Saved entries
····················
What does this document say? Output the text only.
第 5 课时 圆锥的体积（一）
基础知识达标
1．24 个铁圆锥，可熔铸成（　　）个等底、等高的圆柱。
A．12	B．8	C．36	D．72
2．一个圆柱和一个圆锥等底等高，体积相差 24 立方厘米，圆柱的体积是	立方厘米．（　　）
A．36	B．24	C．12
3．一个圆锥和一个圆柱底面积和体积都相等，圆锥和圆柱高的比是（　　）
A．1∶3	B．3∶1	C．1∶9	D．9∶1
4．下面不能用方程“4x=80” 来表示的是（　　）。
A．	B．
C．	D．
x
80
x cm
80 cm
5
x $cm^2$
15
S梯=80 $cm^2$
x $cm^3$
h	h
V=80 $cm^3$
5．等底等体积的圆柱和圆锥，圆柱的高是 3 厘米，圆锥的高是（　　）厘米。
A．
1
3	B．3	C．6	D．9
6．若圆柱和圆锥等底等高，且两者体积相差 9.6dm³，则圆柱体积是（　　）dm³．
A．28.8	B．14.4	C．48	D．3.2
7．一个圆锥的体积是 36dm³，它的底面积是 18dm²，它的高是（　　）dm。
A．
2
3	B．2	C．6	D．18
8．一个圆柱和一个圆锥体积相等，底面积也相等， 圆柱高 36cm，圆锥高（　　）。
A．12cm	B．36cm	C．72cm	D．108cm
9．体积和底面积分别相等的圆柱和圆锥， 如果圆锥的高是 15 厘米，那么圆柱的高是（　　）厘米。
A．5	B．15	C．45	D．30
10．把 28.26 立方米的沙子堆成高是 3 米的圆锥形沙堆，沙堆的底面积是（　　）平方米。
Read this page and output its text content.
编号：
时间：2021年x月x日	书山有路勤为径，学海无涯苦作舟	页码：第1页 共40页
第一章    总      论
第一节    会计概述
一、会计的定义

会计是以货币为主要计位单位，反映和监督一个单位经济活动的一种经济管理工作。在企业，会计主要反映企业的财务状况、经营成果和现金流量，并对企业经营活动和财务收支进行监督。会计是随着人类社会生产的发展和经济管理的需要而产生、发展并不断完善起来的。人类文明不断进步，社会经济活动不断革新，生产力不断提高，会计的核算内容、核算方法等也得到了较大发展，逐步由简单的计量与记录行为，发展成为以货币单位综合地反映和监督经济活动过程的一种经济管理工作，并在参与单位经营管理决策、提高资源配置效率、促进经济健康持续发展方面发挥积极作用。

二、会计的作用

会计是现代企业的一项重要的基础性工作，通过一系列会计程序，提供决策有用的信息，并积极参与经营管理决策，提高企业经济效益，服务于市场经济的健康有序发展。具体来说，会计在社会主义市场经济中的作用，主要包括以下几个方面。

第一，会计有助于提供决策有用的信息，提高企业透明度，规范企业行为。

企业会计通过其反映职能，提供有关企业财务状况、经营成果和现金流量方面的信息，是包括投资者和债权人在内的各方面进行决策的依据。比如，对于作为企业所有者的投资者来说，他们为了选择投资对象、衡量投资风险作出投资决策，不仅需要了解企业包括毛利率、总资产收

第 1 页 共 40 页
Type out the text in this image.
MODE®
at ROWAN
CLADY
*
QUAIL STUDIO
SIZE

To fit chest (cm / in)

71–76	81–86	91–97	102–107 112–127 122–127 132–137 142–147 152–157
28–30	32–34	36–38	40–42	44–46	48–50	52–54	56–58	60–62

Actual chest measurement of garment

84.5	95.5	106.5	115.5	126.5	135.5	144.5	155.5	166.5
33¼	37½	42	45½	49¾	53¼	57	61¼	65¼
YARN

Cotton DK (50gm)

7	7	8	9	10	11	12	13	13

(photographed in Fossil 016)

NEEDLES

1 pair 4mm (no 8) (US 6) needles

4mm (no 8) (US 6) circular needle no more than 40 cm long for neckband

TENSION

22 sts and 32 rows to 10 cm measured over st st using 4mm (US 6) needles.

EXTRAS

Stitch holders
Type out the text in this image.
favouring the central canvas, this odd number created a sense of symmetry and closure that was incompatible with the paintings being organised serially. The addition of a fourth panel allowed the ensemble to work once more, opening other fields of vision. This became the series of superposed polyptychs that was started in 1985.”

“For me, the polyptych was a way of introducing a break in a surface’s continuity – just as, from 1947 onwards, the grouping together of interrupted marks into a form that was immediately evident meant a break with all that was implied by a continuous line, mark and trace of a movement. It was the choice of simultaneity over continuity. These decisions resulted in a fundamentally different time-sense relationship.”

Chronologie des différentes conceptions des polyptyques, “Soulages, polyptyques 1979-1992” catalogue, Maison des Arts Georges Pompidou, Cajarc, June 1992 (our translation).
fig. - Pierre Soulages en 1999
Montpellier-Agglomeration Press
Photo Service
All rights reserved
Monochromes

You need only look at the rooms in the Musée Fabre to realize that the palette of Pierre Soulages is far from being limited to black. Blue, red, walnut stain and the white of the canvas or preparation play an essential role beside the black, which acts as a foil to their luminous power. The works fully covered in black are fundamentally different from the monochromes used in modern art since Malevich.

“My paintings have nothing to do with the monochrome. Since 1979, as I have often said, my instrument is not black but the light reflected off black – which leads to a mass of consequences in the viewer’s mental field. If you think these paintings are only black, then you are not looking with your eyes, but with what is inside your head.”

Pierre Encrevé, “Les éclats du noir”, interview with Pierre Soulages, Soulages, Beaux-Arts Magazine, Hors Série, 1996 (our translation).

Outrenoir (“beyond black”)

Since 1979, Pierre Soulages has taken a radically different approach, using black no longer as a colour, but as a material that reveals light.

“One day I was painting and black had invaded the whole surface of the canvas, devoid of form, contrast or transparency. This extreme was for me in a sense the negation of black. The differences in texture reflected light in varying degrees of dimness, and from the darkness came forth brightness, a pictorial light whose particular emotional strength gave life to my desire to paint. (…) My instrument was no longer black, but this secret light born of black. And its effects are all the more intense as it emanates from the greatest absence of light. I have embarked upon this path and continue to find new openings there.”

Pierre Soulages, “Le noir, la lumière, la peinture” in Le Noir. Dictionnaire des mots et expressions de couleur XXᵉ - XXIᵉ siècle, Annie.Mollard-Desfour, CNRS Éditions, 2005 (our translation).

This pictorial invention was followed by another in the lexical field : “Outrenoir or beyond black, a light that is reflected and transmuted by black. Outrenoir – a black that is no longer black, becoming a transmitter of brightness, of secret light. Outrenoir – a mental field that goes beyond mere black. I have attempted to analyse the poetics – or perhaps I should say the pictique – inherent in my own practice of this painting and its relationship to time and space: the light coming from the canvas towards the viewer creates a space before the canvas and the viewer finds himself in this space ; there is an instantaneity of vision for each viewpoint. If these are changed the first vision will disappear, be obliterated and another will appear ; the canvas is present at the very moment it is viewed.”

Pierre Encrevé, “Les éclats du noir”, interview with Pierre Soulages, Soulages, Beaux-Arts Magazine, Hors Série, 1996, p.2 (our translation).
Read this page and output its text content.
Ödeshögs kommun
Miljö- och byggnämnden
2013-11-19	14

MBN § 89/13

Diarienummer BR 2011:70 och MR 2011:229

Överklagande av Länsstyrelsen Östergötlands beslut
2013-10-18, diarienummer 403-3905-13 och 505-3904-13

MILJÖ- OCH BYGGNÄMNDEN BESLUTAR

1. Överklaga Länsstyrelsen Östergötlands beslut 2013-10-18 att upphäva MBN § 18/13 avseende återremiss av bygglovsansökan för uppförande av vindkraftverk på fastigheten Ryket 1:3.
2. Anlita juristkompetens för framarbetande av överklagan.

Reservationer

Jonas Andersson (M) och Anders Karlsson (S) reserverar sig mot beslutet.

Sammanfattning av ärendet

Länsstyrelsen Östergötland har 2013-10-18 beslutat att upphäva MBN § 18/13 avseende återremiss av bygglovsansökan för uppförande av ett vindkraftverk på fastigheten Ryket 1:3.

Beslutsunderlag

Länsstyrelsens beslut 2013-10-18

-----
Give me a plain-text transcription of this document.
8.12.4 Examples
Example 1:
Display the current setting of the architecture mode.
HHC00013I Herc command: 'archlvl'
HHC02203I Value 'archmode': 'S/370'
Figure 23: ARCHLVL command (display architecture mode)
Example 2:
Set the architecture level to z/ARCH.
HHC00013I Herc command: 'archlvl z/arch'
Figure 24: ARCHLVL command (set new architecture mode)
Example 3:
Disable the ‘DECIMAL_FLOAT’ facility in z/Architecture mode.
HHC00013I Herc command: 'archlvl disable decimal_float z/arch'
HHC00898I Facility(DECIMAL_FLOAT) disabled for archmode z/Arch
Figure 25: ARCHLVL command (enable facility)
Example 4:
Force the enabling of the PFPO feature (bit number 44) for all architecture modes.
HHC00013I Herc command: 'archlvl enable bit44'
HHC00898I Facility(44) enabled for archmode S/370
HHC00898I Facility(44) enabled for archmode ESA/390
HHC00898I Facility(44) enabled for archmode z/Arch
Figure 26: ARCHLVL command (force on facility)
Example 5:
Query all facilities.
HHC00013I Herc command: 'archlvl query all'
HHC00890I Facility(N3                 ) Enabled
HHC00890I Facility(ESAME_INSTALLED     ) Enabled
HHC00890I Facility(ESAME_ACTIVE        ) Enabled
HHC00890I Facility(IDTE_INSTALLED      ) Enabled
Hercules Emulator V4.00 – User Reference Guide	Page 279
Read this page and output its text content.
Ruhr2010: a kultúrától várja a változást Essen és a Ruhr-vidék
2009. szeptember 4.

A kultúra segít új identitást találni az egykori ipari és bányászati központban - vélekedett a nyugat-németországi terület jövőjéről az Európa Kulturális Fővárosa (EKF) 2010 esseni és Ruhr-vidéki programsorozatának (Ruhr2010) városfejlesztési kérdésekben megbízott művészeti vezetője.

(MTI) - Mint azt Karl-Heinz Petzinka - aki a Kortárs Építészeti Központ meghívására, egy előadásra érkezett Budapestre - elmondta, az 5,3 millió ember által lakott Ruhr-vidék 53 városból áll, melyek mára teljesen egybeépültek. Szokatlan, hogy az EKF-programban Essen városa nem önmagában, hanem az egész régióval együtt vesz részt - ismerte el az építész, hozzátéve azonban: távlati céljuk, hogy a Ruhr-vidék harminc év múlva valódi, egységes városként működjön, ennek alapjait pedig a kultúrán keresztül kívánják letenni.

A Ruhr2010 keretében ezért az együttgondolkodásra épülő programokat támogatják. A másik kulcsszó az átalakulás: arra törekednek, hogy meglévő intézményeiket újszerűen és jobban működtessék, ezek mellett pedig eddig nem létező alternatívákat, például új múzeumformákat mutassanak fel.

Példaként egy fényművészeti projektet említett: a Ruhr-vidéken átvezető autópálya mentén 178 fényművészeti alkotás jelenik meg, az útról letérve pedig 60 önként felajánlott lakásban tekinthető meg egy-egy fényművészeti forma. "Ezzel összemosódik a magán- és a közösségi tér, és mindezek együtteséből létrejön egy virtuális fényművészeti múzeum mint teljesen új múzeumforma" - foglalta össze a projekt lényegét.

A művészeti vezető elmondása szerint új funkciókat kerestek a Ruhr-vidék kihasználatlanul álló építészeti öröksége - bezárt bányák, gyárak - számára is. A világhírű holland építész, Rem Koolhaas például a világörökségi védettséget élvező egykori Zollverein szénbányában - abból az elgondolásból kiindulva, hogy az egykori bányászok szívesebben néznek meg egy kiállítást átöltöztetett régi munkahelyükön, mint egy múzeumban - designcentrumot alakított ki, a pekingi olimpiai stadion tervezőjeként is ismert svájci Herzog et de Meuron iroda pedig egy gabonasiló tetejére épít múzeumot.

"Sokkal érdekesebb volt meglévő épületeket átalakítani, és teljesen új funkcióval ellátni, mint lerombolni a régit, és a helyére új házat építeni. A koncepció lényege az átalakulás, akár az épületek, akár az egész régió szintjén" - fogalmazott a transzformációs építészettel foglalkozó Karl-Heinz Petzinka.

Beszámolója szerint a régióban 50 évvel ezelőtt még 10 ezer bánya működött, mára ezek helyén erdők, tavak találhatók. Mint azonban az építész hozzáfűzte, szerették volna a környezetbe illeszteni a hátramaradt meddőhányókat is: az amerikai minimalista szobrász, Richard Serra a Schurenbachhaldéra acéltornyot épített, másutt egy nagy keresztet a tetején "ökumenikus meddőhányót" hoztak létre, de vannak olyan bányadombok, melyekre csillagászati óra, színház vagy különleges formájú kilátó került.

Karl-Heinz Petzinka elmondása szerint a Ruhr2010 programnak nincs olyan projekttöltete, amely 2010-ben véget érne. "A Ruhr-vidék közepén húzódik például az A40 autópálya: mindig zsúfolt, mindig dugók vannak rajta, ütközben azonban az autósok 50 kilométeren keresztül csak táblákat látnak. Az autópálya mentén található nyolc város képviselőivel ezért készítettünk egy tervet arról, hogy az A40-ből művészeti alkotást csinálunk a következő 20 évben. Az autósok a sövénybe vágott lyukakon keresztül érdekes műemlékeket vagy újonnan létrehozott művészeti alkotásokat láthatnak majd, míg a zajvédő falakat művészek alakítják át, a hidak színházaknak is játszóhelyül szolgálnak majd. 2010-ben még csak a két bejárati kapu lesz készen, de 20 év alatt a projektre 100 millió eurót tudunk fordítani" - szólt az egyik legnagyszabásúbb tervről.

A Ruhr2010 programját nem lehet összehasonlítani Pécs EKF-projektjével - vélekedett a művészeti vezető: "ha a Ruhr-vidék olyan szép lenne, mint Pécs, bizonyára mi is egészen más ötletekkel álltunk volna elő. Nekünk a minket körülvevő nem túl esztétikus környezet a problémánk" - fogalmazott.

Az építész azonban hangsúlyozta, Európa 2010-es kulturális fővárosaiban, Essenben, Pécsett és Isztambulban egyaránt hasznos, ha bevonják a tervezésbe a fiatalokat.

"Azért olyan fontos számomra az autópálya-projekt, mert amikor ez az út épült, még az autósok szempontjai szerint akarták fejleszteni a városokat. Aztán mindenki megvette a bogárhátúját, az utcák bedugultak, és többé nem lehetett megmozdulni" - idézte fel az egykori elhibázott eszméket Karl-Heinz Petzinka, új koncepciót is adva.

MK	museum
····················
# What you are asked to do
Count each line above in which the string "Série" appears, then state only the total.

# In response
2